● **To be done**: Read the records below. Copy each line where the string "TradingView" occurs.

● **Source records**:
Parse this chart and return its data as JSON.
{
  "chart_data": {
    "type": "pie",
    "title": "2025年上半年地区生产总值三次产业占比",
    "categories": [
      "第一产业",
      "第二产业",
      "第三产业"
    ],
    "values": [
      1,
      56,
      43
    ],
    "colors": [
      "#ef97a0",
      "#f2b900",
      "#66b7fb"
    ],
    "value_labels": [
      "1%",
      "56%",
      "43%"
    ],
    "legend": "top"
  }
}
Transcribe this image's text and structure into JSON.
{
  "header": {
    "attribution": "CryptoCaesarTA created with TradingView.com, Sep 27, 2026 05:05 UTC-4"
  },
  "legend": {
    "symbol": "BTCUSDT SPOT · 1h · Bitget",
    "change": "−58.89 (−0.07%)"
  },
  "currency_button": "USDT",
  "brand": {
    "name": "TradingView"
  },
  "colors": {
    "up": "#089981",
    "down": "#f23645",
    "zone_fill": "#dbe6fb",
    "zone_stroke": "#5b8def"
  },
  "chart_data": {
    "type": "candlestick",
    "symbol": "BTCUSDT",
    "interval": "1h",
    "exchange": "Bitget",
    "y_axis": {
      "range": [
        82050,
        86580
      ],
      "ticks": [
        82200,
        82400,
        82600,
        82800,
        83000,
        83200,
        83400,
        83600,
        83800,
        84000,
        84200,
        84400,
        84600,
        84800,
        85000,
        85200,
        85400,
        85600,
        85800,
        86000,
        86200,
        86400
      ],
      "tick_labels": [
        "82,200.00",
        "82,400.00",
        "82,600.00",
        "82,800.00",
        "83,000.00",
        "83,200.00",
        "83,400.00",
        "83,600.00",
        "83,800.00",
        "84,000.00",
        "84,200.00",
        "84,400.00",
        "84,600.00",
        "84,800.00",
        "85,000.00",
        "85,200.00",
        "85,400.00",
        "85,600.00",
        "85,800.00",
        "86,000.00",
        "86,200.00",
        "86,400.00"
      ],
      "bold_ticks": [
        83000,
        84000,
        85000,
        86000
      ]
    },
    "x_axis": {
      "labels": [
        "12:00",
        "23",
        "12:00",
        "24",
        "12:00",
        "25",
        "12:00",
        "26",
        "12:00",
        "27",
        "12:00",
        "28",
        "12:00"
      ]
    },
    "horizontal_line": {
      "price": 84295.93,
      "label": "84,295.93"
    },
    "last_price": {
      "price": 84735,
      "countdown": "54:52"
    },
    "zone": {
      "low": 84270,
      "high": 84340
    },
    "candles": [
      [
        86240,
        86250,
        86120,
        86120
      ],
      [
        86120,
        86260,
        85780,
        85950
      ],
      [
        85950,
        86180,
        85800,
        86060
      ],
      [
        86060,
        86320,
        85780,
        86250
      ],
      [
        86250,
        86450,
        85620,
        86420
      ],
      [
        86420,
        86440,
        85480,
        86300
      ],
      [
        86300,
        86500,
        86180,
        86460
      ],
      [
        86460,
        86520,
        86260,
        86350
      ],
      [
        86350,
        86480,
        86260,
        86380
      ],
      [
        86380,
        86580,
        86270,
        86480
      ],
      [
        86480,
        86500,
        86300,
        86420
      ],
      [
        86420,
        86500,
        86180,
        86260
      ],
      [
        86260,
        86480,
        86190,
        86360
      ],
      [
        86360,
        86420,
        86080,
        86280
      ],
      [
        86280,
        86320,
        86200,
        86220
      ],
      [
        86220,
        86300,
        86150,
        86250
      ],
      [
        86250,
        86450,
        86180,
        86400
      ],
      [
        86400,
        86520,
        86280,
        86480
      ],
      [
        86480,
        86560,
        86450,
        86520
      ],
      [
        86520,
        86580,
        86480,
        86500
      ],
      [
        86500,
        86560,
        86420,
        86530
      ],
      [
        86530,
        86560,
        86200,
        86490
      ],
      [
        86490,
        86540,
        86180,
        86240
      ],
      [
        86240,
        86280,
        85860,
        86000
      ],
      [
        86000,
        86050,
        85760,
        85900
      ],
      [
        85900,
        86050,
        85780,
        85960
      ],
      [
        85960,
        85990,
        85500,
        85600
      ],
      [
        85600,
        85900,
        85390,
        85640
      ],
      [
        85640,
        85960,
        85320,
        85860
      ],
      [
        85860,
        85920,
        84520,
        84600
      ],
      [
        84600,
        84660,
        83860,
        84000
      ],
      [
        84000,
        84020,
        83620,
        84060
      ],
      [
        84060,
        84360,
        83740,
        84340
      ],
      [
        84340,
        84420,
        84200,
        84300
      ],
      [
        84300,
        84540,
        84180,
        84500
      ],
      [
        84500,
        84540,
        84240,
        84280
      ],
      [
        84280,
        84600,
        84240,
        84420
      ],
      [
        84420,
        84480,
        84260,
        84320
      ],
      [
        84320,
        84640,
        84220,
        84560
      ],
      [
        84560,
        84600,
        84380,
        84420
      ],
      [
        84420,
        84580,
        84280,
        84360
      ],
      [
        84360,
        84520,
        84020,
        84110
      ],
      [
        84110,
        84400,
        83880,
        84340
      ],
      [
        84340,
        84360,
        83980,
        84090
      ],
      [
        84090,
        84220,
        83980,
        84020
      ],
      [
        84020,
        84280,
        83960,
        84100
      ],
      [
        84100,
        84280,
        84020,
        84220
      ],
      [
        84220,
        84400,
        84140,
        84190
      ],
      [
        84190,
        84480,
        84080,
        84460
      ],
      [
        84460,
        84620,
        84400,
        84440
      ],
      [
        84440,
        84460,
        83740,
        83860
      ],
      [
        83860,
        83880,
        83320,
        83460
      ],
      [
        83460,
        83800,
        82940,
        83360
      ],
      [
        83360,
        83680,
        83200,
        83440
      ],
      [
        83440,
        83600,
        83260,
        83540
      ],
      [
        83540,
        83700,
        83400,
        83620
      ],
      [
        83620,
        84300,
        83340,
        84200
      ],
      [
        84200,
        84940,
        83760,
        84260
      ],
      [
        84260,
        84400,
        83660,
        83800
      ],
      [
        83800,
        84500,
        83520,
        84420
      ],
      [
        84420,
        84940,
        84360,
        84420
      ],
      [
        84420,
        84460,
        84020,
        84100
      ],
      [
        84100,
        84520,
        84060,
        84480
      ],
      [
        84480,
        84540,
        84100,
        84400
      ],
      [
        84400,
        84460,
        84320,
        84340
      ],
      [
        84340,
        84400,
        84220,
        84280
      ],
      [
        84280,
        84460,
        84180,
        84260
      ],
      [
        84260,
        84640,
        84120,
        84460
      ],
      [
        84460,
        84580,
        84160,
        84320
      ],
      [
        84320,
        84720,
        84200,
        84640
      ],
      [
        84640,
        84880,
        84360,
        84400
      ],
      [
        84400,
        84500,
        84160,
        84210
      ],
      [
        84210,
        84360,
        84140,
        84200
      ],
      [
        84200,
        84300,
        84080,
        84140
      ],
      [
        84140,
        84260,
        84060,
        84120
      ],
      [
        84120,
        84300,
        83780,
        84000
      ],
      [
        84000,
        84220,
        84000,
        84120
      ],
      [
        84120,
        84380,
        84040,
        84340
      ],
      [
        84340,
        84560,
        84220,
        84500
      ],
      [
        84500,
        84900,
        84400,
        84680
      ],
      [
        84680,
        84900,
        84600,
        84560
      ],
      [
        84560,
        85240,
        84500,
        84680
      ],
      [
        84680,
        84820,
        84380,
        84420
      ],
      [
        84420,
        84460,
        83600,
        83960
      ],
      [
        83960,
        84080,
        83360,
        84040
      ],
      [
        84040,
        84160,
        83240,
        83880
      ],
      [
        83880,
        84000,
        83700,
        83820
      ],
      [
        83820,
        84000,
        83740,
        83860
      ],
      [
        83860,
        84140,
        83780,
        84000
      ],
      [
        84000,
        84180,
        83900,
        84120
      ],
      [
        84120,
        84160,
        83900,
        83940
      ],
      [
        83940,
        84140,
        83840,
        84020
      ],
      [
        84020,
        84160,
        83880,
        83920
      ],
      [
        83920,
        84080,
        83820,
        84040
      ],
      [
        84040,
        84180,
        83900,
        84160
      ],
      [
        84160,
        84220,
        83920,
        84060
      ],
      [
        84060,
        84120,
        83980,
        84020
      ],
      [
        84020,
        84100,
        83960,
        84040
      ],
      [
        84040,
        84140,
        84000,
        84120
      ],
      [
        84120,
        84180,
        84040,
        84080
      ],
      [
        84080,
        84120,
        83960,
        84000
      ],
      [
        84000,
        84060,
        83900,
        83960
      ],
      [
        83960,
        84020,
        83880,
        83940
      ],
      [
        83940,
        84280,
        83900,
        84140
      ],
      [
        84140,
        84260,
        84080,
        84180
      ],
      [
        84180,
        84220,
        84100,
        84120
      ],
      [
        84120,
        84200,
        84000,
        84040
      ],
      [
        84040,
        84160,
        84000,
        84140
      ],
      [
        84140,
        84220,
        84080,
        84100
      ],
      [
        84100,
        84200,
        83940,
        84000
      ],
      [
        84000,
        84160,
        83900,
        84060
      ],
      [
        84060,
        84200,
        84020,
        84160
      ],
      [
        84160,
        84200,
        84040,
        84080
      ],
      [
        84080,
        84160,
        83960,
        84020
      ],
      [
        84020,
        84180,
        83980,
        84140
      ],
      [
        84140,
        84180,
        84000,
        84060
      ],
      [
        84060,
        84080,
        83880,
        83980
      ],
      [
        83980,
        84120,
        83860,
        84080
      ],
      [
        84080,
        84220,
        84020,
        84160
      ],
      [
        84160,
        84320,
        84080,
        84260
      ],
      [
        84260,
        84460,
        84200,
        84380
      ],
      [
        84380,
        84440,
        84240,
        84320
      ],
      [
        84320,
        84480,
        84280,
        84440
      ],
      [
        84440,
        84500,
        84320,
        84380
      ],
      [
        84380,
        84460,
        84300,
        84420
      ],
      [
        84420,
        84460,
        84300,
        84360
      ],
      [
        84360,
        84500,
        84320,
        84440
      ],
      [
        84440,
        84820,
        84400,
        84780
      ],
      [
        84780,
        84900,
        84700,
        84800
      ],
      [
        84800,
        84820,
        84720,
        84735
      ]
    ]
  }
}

● **Task output**:
    "attribution": "CryptoCaesarTA created with TradingView.com, Sep 27, 2026 05:05 UTC-4"
    "name": "TradingView"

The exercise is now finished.